Task description
Below are the entries; count the lines in them that contain the word "Time" and give only the number.

Extracted material

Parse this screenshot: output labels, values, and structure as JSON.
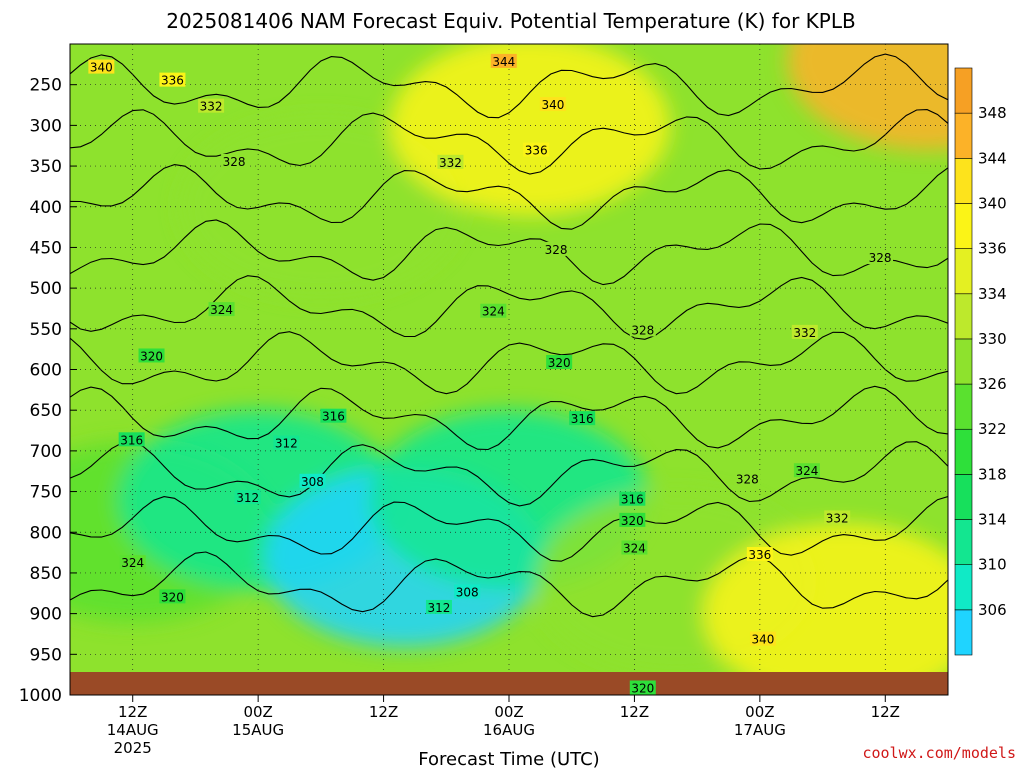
{
  "title": "2025081406 NAM Forecast Equiv. Potential Temperature (K) for KPLB",
  "xlabel": "Forecast Time (UTC)",
  "credit": "coolwx.com/models",
  "colors": {
    "ground": "#9a4a26",
    "contour": "#000000",
    "grid": "#222222"
  },
  "chart_data": {
    "type": "heatmap",
    "title": "2025081406 NAM Forecast Equiv. Potential Temperature (K) for KPLB",
    "xlabel": "Forecast Time (UTC)",
    "ylabel": "",
    "y_axis": {
      "ticks": [
        250,
        300,
        350,
        400,
        450,
        500,
        550,
        600,
        650,
        700,
        750,
        800,
        850,
        900,
        950,
        1000
      ],
      "tick_labels": [
        "250",
        "300",
        "350",
        "400",
        "450",
        "500",
        "550",
        "600",
        "650",
        "700",
        "750",
        "800",
        "850",
        "900",
        "950",
        "1000"
      ],
      "range_hPa": [
        200,
        1000
      ]
    },
    "x_axis": {
      "range_hours": [
        6,
        90
      ],
      "ticks": [
        {
          "hour": 12,
          "line1": "12Z",
          "line2": "14AUG",
          "line3": "2025"
        },
        {
          "hour": 24,
          "line1": "00Z",
          "line2": "15AUG",
          "line3": ""
        },
        {
          "hour": 36,
          "line1": "12Z",
          "line2": "",
          "line3": ""
        },
        {
          "hour": 48,
          "line1": "00Z",
          "line2": "16AUG",
          "line3": ""
        },
        {
          "hour": 60,
          "line1": "12Z",
          "line2": "",
          "line3": ""
        },
        {
          "hour": 72,
          "line1": "00Z",
          "line2": "17AUG",
          "line3": ""
        },
        {
          "hour": 84,
          "line1": "12Z",
          "line2": "",
          "line3": ""
        }
      ]
    },
    "colorbar": {
      "levels": [
        306,
        310,
        314,
        318,
        322,
        326,
        330,
        334,
        336,
        340,
        344,
        348
      ],
      "colors": [
        "#1fd4ff",
        "#10eac6",
        "#13e690",
        "#17e05c",
        "#2ee03a",
        "#5ae12f",
        "#8ee22d",
        "#bde92c",
        "#e4f022",
        "#fbf417",
        "#fde31c",
        "#fcb228",
        "#f6a024"
      ]
    },
    "contour_levels": [
      308,
      312,
      316,
      320,
      324,
      328,
      332,
      336,
      340,
      344
    ],
    "field_samples_K": [
      {
        "hour": 12,
        "hPa": 800,
        "value": 322
      },
      {
        "hour": 24,
        "hPa": 760,
        "value": 310
      },
      {
        "hour": 38,
        "hPa": 830,
        "value": 305
      },
      {
        "hour": 48,
        "hPa": 760,
        "value": 312
      },
      {
        "hour": 64,
        "hPa": 860,
        "value": 326
      },
      {
        "hour": 80,
        "hPa": 900,
        "value": 336
      },
      {
        "hour": 30,
        "hPa": 400,
        "value": 328
      },
      {
        "hour": 50,
        "hPa": 300,
        "value": 338
      },
      {
        "hour": 88,
        "hPa": 220,
        "value": 346
      }
    ],
    "contour_labels": [
      {
        "text": "344",
        "hour": 47.5,
        "hPa": 222
      },
      {
        "text": "340",
        "hour": 9.0,
        "hPa": 229
      },
      {
        "text": "336",
        "hour": 15.8,
        "hPa": 245
      },
      {
        "text": "332",
        "hour": 19.5,
        "hPa": 277
      },
      {
        "text": "340",
        "hour": 52.2,
        "hPa": 275
      },
      {
        "text": "336",
        "hour": 50.6,
        "hPa": 331
      },
      {
        "text": "332",
        "hour": 42.4,
        "hPa": 346
      },
      {
        "text": "328",
        "hour": 21.7,
        "hPa": 345
      },
      {
        "text": "328",
        "hour": 52.5,
        "hPa": 453
      },
      {
        "text": "328",
        "hour": 83.5,
        "hPa": 463
      },
      {
        "text": "324",
        "hour": 20.5,
        "hPa": 527
      },
      {
        "text": "324",
        "hour": 46.5,
        "hPa": 529
      },
      {
        "text": "328",
        "hour": 60.8,
        "hPa": 552
      },
      {
        "text": "332",
        "hour": 76.3,
        "hPa": 555
      },
      {
        "text": "320",
        "hour": 13.8,
        "hPa": 584
      },
      {
        "text": "320",
        "hour": 52.8,
        "hPa": 592
      },
      {
        "text": "316",
        "hour": 31.2,
        "hPa": 658
      },
      {
        "text": "316",
        "hour": 11.9,
        "hPa": 687
      },
      {
        "text": "316",
        "hour": 55.0,
        "hPa": 661
      },
      {
        "text": "312",
        "hour": 26.7,
        "hPa": 691
      },
      {
        "text": "308",
        "hour": 29.2,
        "hPa": 738
      },
      {
        "text": "312",
        "hour": 23.0,
        "hPa": 758
      },
      {
        "text": "316",
        "hour": 59.8,
        "hPa": 760
      },
      {
        "text": "320",
        "hour": 59.8,
        "hPa": 786
      },
      {
        "text": "324",
        "hour": 60.0,
        "hPa": 820
      },
      {
        "text": "328",
        "hour": 70.8,
        "hPa": 735
      },
      {
        "text": "324",
        "hour": 76.5,
        "hPa": 725
      },
      {
        "text": "332",
        "hour": 79.4,
        "hPa": 783
      },
      {
        "text": "336",
        "hour": 72.0,
        "hPa": 828
      },
      {
        "text": "324",
        "hour": 12.0,
        "hPa": 838
      },
      {
        "text": "320",
        "hour": 15.8,
        "hPa": 880
      },
      {
        "text": "308",
        "hour": 44.0,
        "hPa": 874
      },
      {
        "text": "312",
        "hour": 41.3,
        "hPa": 893
      },
      {
        "text": "340",
        "hour": 72.3,
        "hPa": 932
      },
      {
        "text": "320",
        "hour": 60.8,
        "hPa": 992
      }
    ]
  }
}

Response to the exercise
2